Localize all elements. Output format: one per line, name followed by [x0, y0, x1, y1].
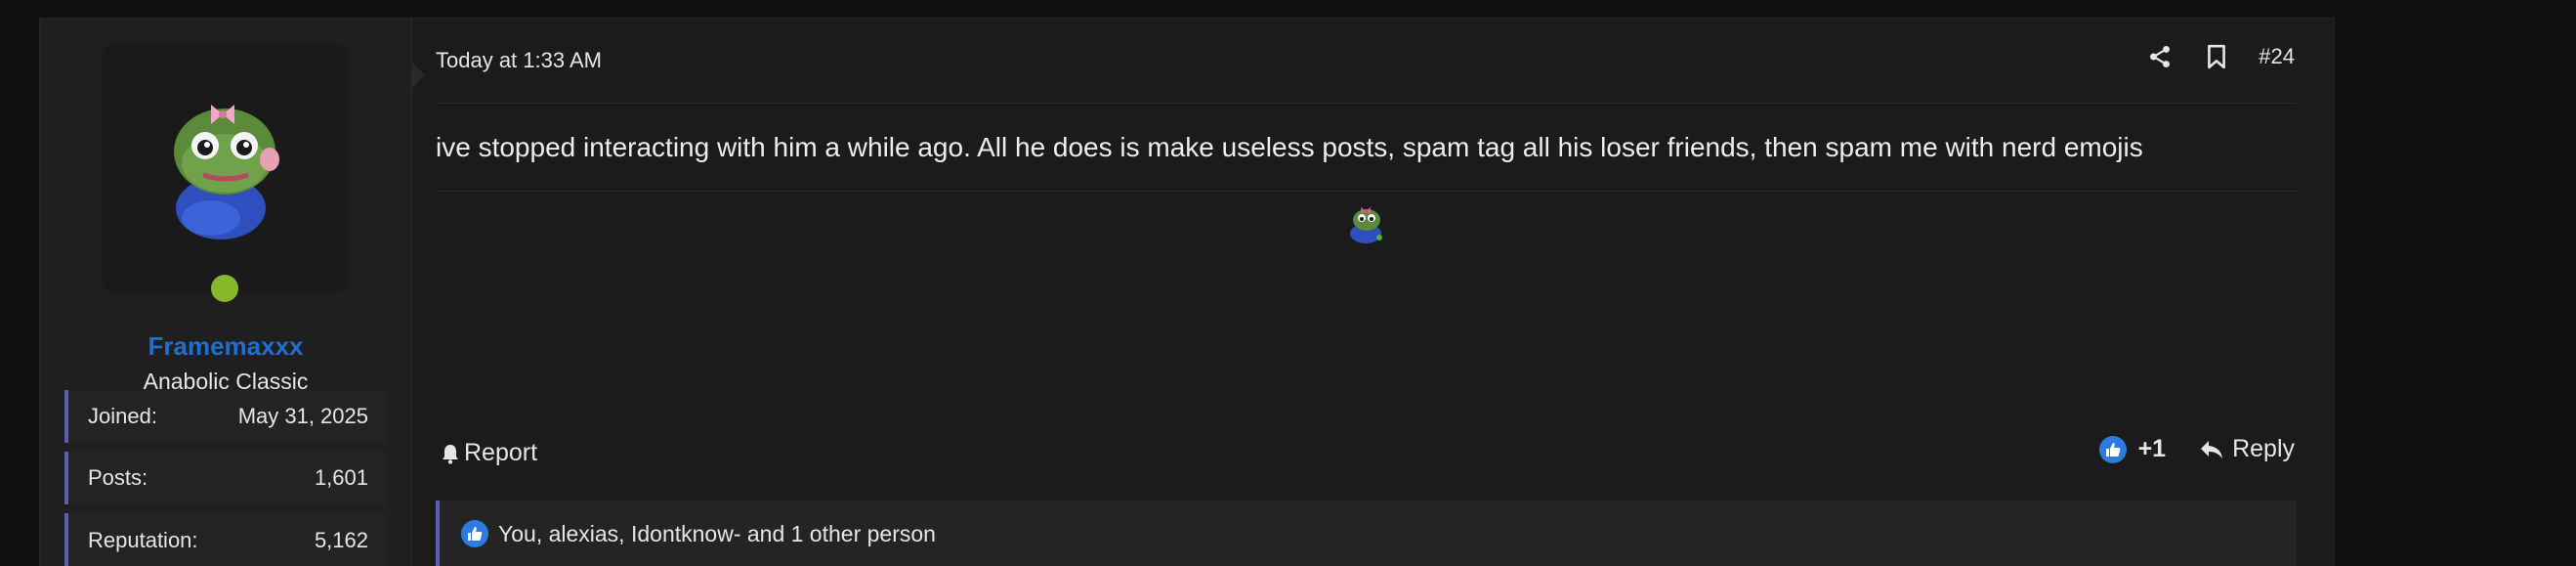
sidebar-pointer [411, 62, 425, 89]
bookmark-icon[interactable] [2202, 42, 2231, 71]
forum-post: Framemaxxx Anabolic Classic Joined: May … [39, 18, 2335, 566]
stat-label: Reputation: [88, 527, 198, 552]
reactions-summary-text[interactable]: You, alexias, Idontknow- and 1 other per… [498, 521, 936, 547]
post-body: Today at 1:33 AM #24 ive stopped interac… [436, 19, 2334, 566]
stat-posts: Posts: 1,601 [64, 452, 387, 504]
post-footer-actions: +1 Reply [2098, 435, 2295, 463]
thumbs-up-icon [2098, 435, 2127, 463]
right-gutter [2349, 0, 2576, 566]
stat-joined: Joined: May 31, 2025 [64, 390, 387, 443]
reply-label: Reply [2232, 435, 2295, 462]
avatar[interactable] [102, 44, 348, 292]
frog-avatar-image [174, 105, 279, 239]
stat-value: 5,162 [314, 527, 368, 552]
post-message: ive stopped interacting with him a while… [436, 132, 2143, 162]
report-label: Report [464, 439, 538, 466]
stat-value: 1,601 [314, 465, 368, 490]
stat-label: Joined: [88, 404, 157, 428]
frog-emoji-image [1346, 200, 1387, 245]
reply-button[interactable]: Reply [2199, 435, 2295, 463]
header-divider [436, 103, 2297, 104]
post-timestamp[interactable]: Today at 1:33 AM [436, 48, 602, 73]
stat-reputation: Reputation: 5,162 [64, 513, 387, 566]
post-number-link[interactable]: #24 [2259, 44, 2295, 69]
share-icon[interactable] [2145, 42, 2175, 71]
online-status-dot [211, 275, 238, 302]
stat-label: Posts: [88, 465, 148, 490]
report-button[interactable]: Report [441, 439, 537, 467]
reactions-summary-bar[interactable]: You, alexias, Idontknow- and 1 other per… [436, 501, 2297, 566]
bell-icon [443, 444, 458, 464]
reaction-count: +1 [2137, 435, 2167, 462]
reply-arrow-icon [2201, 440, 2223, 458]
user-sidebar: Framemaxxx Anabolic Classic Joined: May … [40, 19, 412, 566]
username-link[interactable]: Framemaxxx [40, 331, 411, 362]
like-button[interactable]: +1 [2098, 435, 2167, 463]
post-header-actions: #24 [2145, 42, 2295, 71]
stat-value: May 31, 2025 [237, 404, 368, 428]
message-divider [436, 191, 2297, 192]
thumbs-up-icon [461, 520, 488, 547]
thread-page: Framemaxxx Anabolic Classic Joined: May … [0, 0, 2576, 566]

○ ○ ○ ○

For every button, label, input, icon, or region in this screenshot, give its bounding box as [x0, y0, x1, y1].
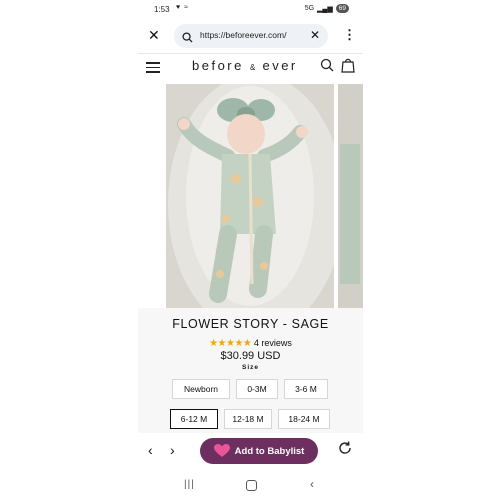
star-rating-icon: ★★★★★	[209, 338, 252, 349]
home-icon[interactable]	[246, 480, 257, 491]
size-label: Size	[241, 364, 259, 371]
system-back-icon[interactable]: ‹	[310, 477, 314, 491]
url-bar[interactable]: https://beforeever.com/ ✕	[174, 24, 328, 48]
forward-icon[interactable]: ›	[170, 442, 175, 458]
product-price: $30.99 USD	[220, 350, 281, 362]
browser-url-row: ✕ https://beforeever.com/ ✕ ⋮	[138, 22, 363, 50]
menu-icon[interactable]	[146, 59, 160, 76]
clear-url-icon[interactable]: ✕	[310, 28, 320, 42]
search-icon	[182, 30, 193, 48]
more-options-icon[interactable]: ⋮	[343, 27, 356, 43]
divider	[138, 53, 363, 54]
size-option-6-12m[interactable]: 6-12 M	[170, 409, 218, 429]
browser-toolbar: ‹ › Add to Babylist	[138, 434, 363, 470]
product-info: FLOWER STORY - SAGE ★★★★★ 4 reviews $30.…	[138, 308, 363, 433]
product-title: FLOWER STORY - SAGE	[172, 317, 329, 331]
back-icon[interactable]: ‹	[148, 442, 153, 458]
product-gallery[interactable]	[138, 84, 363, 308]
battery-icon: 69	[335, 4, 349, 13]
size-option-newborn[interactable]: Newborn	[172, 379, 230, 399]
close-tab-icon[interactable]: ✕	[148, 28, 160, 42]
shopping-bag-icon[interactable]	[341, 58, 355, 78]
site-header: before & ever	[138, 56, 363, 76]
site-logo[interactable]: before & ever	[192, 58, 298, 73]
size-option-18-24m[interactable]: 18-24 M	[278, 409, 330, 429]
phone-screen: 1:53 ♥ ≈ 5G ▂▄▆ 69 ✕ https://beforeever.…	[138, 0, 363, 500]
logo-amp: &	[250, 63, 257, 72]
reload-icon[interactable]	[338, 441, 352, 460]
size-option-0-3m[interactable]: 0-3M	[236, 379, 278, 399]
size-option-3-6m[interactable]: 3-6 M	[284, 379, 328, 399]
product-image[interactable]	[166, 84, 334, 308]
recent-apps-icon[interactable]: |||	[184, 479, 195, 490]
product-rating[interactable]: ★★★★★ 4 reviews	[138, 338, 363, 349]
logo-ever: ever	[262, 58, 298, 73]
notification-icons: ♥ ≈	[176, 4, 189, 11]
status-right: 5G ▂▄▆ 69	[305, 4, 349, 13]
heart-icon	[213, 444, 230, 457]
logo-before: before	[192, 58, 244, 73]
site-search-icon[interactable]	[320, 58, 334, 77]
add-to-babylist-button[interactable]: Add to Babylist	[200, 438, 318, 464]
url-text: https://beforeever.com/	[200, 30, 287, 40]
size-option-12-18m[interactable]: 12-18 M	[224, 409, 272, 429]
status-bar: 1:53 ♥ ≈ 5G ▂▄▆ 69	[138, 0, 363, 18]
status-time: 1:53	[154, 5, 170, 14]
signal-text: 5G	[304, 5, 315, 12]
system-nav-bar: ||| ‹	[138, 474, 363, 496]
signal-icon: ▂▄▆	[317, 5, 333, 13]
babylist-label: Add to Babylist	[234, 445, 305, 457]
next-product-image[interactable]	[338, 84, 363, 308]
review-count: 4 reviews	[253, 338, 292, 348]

○ ○ ○ ○

▸ **WHAT YOU NEED TO DO**
Set down, unchanged, the entries from the line containing "sidebar-pointer [411, 62, 425, 89]" through the line containing "header-divider [436, 103, 2297, 104]", including both of those lines.

▸ **EXERCISE RESULT**
sidebar-pointer [411, 62, 425, 89]
bookmark-icon[interactable] [2202, 42, 2231, 71]
forum-post: Framemaxxx Anabolic Classic Joined: May … [39, 18, 2335, 566]
stat-label: Reputation: [88, 527, 198, 552]
reactions-summary-text[interactable]: You, alexias, Idontknow- and 1 other per… [498, 521, 936, 547]
post-body: Today at 1:33 AM #24 ive stopped interac… [436, 19, 2334, 566]
stat-posts: Posts: 1,601 [64, 452, 387, 504]
post-footer-actions: +1 Reply [2098, 435, 2295, 463]
thumbs-up-icon [2098, 435, 2127, 463]
right-gutter [2349, 0, 2576, 566]
stat-joined: Joined: May 31, 2025 [64, 390, 387, 443]
reply-label: Reply [2232, 435, 2295, 462]
avatar[interactable] [102, 44, 348, 292]
frog-avatar-image [174, 105, 279, 239]
stat-value: 5,162 [314, 527, 368, 552]
post-message: ive stopped interacting with him a while… [436, 132, 2143, 162]
report-label: Report [464, 439, 538, 466]
stat-value: 1,601 [314, 465, 368, 490]
stat-label: Joined: [88, 404, 157, 428]
frog-emoji-image [1346, 200, 1387, 245]
reply-button[interactable]: Reply [2199, 435, 2295, 463]
header-divider [436, 103, 2297, 104]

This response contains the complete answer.